> **What to work on**
Wherever "page" appears in a line, copy that line.

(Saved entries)
::::::

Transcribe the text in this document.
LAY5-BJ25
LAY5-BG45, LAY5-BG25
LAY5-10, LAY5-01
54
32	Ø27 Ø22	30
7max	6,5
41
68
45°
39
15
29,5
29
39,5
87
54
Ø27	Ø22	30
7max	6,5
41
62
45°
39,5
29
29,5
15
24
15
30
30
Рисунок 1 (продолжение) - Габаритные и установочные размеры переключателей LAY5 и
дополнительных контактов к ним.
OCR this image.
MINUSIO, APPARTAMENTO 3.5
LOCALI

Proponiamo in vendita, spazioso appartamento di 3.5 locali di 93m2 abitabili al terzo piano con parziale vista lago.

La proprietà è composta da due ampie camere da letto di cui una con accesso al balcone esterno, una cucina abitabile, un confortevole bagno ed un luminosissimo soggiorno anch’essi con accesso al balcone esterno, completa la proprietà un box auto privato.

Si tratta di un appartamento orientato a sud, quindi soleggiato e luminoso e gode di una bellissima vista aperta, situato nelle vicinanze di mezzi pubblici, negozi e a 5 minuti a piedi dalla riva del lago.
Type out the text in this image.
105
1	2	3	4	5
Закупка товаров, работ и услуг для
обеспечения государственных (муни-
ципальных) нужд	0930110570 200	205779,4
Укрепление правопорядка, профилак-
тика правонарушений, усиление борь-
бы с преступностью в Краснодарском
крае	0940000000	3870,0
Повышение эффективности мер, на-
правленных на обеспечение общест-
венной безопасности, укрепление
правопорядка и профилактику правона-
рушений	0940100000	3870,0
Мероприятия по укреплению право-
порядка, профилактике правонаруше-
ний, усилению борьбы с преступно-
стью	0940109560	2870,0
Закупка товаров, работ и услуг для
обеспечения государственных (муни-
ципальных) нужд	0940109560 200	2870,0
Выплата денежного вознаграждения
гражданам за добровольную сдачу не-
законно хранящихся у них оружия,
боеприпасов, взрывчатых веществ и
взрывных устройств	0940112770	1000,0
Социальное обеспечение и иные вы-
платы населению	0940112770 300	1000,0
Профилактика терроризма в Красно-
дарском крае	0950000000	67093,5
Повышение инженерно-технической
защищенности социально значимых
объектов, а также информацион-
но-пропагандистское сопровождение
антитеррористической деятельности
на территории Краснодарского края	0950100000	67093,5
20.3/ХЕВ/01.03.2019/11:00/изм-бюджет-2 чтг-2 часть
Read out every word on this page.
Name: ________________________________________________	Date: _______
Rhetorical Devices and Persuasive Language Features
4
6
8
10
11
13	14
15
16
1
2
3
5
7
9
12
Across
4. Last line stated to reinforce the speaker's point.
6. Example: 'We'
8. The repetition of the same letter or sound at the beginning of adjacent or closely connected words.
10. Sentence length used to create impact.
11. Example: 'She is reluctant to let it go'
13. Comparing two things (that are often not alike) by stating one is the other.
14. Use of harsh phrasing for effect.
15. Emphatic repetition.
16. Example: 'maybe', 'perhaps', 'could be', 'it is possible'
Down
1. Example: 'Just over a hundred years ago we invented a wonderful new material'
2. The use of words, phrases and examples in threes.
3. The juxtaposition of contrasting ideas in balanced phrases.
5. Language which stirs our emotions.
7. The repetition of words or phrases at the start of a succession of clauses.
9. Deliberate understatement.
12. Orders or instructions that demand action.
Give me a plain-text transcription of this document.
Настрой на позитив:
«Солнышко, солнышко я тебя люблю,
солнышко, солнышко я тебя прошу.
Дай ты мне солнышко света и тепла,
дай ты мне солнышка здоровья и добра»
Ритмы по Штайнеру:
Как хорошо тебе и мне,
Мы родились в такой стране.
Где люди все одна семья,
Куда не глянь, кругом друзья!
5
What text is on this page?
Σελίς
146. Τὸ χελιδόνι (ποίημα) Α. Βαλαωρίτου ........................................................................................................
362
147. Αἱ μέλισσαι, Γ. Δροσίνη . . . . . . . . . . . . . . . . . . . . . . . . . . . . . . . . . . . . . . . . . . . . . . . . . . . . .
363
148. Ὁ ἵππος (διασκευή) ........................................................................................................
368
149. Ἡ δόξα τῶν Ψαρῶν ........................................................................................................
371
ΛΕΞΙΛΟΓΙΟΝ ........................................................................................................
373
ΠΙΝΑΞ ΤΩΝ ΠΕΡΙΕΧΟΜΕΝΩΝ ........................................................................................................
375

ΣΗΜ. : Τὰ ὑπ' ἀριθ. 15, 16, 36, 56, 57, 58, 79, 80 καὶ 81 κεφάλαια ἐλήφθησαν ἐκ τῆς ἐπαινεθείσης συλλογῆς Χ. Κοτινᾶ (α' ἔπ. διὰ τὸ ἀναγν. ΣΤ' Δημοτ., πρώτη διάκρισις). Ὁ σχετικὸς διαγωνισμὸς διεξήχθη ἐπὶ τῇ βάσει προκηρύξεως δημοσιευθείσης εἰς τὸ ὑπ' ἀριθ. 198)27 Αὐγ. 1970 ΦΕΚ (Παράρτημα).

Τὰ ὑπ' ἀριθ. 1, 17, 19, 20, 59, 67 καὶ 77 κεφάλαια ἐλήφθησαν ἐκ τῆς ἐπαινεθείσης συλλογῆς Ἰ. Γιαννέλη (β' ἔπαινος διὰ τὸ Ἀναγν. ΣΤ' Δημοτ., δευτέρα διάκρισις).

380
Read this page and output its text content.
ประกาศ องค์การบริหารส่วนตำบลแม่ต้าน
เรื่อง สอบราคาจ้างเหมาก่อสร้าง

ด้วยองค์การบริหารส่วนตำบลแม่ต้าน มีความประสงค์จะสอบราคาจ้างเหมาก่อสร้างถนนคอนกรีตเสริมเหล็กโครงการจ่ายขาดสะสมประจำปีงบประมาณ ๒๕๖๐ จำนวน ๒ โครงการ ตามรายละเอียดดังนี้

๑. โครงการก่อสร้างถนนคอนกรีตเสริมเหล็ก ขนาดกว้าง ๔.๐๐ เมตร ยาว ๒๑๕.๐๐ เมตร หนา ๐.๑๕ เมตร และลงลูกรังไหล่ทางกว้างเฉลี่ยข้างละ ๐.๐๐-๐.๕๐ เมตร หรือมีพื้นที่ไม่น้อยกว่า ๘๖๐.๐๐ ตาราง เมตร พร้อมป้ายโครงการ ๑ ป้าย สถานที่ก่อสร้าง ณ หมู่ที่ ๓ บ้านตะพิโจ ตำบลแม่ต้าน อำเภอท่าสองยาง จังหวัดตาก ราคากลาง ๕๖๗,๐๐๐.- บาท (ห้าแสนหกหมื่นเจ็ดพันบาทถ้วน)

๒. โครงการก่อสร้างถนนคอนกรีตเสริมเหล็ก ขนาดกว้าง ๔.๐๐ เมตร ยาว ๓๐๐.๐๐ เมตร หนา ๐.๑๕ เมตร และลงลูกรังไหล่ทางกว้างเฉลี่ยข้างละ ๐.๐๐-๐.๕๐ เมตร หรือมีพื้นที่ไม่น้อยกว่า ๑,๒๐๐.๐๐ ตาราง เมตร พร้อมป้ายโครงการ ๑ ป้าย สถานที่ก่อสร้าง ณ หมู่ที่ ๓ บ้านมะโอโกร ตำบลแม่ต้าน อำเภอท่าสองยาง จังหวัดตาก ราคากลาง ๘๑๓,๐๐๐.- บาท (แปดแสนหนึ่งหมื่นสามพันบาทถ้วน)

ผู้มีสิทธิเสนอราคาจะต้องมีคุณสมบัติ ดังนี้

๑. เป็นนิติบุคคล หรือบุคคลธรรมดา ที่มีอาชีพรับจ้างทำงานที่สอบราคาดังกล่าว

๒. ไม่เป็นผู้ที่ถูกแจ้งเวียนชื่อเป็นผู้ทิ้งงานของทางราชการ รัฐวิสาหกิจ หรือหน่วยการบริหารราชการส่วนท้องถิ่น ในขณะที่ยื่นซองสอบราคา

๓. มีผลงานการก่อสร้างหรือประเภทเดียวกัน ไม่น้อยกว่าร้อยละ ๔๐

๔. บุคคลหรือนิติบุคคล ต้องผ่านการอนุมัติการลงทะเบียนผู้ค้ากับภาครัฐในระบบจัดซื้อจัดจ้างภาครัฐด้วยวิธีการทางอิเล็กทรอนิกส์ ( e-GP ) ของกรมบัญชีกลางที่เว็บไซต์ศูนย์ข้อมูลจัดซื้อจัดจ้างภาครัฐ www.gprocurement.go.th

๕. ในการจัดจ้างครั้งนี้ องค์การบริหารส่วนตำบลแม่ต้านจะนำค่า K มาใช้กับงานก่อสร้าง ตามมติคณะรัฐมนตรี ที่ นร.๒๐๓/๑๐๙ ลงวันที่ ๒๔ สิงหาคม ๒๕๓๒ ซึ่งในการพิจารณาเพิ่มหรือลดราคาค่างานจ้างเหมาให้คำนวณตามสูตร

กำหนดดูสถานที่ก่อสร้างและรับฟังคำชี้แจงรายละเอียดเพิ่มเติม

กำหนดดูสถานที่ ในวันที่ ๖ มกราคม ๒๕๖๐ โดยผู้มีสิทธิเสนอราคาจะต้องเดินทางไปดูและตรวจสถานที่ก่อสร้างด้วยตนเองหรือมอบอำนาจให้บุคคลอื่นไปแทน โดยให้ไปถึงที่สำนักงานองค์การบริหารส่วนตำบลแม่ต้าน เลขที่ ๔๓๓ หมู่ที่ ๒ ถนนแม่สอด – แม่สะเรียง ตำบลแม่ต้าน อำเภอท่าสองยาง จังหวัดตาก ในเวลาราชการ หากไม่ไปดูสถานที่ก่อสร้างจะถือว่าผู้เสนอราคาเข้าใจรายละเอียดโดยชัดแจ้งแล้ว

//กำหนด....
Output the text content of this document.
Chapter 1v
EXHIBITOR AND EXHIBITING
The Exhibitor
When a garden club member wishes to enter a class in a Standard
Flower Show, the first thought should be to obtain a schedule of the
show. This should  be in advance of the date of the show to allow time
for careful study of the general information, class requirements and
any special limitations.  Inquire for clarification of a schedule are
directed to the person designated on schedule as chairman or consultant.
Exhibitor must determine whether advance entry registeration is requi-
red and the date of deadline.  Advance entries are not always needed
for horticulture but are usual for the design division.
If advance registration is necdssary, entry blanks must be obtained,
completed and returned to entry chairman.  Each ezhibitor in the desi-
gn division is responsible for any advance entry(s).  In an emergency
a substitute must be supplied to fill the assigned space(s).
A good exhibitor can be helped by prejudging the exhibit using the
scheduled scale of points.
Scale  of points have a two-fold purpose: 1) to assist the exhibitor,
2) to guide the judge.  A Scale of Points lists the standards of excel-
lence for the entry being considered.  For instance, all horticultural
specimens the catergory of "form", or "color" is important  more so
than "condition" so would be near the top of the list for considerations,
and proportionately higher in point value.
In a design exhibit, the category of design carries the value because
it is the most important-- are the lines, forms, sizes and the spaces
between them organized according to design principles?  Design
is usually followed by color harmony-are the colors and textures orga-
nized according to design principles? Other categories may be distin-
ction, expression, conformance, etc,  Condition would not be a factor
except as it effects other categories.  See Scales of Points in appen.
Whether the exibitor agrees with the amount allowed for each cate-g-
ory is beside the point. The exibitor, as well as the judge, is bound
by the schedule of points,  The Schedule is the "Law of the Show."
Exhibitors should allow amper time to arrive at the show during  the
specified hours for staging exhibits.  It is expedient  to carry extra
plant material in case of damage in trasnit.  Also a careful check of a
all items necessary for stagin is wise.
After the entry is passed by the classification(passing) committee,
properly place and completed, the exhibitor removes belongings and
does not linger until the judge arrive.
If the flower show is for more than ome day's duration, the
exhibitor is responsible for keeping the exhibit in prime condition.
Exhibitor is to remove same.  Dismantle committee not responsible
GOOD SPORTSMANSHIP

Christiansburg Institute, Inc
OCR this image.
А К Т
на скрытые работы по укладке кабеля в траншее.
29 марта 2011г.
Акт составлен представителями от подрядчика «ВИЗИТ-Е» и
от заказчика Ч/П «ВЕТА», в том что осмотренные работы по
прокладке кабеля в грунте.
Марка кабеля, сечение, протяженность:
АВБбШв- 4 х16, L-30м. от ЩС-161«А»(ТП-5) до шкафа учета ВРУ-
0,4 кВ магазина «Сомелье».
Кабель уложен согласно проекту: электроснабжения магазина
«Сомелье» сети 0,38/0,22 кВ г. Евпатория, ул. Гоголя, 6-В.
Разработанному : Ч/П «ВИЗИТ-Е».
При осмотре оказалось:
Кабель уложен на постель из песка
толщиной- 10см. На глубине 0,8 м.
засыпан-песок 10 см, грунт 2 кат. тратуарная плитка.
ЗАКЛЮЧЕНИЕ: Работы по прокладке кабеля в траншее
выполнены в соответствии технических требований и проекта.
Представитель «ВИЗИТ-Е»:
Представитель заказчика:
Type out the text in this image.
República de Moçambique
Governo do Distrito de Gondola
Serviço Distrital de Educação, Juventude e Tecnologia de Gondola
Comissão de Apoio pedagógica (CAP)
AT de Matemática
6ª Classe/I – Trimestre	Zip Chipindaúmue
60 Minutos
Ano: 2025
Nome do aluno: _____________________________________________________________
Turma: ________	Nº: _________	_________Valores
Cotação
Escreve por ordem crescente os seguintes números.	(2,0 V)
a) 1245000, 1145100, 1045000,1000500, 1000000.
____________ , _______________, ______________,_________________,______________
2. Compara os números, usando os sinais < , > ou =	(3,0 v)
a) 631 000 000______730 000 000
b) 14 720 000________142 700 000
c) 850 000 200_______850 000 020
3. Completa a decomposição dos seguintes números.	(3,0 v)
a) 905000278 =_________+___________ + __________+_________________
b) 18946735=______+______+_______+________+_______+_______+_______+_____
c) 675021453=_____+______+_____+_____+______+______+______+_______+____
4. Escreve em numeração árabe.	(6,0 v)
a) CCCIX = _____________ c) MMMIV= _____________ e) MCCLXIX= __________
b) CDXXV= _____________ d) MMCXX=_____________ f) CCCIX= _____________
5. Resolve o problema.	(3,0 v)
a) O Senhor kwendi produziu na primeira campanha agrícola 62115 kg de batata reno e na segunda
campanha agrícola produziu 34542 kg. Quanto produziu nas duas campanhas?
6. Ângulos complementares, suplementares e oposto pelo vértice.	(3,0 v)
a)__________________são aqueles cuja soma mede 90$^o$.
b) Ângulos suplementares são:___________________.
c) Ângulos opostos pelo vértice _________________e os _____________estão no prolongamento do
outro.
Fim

::::::

> **Written answer**
Read out every word on this page.
What text is on this page?
Read this page and output its text content.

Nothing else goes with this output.